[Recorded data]
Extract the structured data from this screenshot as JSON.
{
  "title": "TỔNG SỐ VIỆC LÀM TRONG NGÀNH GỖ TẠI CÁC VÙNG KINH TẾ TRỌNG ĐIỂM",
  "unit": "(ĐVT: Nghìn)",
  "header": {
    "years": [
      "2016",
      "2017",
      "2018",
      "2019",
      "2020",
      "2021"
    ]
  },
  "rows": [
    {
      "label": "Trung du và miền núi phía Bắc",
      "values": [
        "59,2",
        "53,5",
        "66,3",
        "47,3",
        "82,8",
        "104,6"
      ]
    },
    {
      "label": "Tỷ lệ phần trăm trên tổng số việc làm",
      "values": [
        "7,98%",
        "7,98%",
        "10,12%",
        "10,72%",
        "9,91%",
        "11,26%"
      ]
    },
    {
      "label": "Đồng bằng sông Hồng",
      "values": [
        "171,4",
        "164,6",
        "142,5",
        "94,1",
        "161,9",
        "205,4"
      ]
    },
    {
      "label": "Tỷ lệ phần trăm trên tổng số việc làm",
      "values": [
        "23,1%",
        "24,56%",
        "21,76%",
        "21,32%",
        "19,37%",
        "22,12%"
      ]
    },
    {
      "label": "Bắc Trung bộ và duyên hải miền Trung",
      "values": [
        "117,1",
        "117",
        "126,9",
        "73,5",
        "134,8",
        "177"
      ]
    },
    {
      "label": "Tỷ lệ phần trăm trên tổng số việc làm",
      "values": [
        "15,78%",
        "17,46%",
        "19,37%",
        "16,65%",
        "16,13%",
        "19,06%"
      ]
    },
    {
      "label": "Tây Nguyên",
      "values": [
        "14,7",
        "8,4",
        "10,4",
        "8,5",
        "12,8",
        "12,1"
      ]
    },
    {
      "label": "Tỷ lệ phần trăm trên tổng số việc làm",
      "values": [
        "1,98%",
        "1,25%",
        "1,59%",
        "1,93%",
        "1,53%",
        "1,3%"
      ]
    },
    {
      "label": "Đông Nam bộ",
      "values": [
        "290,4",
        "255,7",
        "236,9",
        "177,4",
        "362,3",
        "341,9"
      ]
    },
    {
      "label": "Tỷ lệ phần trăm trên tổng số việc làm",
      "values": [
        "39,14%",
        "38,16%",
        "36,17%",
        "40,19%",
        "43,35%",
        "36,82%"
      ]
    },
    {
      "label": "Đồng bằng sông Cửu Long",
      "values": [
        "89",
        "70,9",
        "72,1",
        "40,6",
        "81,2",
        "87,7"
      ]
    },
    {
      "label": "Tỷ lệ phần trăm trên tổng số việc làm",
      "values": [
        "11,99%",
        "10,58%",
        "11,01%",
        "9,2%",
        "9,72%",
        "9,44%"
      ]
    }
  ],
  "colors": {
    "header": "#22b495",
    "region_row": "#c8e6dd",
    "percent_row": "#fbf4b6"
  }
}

Work to do
Look through the records and gather each line with the word "bằng".

Written solution
      "label": "Đồng bằng sông Hồng",
      "label": "Đồng bằng sông Cửu Long",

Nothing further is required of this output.